_DATA SHOWN_:

* * * * * * *

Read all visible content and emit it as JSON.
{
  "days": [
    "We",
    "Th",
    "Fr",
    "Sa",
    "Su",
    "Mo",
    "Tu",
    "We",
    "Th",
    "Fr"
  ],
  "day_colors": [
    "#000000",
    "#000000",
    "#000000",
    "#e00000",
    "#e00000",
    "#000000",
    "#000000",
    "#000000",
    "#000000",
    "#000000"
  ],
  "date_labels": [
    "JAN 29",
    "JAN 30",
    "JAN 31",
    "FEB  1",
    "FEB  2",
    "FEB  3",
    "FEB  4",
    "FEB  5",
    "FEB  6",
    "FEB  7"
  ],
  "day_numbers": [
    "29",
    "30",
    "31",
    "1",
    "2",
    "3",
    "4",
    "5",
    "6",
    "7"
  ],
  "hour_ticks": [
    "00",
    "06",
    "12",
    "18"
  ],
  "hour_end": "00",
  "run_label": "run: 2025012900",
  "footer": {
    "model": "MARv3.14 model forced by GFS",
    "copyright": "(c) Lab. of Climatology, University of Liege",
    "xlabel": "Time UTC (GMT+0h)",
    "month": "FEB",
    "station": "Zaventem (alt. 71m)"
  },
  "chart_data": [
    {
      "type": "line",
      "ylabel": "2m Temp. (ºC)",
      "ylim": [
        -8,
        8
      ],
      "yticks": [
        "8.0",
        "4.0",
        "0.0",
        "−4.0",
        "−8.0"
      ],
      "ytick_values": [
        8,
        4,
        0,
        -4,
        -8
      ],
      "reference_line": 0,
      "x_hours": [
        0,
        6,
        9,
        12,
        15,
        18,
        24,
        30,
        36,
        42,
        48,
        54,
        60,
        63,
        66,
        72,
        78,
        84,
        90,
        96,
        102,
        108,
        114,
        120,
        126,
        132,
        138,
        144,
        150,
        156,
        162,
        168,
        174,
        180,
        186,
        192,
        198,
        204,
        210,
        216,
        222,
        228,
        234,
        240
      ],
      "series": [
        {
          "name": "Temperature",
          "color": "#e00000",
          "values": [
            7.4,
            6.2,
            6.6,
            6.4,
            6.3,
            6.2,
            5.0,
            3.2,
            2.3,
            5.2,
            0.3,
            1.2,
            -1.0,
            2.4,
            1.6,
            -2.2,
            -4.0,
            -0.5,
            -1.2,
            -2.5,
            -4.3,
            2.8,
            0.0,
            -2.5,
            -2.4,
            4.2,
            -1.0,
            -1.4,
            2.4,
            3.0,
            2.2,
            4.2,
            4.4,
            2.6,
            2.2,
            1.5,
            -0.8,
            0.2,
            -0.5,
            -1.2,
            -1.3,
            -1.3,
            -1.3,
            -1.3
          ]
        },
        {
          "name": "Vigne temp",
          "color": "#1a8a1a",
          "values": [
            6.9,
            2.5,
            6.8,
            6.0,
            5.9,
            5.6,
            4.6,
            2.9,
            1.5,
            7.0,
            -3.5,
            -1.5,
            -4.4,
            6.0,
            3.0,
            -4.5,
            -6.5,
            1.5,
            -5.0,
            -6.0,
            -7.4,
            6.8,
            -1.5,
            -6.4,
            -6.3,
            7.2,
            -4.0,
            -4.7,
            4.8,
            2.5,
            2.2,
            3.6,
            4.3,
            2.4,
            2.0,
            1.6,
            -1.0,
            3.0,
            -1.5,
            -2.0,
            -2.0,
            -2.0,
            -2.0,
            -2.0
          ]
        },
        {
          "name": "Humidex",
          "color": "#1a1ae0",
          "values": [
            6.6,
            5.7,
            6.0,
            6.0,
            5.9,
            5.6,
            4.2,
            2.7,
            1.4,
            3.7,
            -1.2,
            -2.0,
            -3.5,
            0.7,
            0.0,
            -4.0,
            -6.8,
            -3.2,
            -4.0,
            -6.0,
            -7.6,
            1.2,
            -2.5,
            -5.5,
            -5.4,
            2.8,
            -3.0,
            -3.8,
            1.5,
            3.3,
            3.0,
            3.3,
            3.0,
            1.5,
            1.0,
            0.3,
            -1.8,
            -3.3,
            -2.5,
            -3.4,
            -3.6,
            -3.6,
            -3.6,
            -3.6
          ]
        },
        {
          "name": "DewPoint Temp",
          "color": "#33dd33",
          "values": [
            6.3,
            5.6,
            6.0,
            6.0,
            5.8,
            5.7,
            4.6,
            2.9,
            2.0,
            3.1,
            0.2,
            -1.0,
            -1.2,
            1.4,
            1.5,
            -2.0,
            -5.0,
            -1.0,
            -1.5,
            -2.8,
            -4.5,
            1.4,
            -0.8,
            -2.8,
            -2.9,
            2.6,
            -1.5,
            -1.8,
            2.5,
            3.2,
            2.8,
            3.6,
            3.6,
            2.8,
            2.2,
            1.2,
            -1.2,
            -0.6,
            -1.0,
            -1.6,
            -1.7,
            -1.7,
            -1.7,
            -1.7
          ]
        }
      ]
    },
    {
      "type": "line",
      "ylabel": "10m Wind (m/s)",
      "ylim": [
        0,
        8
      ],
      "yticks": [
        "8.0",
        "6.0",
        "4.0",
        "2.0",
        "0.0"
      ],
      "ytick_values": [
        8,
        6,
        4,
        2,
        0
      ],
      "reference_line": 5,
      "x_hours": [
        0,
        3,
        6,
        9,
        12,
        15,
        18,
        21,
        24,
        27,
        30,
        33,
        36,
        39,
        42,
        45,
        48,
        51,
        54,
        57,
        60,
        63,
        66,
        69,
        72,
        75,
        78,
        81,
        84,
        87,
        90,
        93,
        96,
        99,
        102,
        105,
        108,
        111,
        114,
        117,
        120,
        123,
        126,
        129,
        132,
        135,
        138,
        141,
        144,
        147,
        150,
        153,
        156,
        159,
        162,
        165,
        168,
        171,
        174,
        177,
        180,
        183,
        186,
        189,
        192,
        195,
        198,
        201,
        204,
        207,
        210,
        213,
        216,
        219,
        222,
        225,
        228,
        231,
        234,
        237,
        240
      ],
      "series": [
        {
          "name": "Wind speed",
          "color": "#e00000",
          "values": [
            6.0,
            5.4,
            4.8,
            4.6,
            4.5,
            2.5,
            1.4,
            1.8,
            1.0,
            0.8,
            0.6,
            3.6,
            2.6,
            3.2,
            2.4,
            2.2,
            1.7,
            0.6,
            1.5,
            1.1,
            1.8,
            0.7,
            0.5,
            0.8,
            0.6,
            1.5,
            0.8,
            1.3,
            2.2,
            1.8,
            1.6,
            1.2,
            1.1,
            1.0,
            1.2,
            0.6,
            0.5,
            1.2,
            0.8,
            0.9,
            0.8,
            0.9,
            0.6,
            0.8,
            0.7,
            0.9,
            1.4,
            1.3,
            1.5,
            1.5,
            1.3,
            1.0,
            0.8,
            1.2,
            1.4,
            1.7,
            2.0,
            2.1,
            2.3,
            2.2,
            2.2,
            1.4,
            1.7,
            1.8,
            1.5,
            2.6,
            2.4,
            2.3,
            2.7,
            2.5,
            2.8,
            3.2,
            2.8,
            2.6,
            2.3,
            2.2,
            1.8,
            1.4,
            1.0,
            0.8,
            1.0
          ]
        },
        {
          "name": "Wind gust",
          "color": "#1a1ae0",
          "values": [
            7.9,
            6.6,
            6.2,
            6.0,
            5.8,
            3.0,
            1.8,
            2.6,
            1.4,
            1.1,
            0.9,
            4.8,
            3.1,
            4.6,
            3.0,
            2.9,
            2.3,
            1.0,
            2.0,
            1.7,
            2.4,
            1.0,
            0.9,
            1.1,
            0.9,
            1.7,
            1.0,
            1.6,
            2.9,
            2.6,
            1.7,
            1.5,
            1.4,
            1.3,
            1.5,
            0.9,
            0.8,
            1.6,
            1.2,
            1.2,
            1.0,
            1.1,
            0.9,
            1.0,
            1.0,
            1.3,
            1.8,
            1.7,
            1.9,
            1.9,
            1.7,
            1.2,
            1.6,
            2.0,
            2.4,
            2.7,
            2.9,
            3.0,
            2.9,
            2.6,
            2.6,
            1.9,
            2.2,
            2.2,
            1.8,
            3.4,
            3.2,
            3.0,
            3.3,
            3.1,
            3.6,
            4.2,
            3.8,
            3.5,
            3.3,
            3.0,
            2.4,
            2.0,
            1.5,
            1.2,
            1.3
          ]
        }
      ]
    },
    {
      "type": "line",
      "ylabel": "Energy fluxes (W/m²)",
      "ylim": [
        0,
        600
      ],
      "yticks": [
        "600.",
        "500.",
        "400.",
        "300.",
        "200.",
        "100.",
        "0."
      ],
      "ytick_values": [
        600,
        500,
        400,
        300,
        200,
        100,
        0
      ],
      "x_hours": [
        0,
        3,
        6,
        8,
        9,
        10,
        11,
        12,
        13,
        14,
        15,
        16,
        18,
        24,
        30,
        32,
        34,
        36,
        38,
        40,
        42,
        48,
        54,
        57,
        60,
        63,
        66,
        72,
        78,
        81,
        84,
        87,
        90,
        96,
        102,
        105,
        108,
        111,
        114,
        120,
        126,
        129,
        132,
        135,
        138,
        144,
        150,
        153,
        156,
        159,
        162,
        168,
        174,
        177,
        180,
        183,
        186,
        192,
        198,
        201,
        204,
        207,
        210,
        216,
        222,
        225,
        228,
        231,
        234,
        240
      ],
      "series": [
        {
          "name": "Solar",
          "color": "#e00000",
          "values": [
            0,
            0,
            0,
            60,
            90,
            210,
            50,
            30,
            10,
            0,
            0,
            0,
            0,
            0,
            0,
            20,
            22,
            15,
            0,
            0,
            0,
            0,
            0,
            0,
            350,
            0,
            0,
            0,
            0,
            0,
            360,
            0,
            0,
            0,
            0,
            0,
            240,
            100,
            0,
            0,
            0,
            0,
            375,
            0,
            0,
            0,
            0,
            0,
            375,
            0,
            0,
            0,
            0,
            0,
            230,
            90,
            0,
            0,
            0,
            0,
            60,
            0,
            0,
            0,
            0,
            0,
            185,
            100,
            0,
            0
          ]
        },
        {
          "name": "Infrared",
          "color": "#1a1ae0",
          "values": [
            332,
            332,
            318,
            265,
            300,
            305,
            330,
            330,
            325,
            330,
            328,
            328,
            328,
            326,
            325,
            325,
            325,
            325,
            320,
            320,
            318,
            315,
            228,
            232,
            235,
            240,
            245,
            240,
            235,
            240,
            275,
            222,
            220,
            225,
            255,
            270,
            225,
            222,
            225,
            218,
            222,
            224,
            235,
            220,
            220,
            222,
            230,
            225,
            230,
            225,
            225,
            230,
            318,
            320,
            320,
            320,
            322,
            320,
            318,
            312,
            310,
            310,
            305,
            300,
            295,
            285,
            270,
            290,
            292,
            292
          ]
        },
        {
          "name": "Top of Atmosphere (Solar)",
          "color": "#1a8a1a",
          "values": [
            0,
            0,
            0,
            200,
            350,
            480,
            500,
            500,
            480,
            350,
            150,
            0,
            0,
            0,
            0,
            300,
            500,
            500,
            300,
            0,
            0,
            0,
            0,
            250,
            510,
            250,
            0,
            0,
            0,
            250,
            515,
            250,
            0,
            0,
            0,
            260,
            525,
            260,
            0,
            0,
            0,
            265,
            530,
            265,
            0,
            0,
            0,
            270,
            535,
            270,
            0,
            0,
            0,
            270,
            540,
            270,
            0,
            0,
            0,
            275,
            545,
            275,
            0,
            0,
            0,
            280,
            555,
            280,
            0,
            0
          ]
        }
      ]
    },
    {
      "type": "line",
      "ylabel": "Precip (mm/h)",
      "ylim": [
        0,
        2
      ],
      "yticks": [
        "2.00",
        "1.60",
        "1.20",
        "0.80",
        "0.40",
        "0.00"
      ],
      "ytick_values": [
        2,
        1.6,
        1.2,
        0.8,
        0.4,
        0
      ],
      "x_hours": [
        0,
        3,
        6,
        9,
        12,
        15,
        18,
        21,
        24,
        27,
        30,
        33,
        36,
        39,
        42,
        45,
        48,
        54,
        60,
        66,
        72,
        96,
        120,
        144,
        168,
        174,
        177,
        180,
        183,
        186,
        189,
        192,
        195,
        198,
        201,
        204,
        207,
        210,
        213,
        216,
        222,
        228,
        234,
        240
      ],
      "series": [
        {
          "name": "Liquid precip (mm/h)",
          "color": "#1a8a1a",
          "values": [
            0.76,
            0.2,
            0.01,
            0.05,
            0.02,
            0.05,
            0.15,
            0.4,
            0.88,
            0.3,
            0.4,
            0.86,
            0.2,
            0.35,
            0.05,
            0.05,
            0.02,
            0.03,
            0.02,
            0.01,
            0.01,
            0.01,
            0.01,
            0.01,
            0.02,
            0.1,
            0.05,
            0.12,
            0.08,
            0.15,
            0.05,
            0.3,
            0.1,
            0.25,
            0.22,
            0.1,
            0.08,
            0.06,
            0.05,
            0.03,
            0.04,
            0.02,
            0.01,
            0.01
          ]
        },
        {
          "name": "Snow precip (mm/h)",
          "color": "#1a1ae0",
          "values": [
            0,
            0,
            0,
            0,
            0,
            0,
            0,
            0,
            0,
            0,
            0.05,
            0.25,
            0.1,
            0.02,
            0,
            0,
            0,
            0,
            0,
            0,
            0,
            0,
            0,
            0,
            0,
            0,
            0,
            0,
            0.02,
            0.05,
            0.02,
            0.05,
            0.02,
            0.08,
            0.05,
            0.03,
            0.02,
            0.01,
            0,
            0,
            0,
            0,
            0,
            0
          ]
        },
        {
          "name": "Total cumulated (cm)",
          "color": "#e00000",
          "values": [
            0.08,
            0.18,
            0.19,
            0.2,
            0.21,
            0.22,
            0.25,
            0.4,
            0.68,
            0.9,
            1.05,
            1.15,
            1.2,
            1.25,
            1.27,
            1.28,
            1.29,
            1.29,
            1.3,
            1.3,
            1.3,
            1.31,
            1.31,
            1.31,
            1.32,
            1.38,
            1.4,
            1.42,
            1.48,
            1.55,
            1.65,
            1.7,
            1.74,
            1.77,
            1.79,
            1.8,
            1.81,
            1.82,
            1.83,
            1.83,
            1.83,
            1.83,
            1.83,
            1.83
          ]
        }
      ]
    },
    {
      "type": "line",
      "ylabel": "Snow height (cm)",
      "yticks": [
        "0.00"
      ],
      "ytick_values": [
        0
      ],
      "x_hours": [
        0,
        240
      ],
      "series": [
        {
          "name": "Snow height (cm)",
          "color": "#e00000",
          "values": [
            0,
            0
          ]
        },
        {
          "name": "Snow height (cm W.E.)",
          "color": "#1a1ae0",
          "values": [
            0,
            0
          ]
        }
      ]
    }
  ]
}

* * * * * * *

_WORK REQUIRED_:
From the listing above, collect each line in which the string "height" appears.

_SOLUTION TO THIS TASK_:
      "ylabel": "Snow height (cm)",
          "name": "Snow height (cm)",
          "name": "Snow height (cm W.E.)",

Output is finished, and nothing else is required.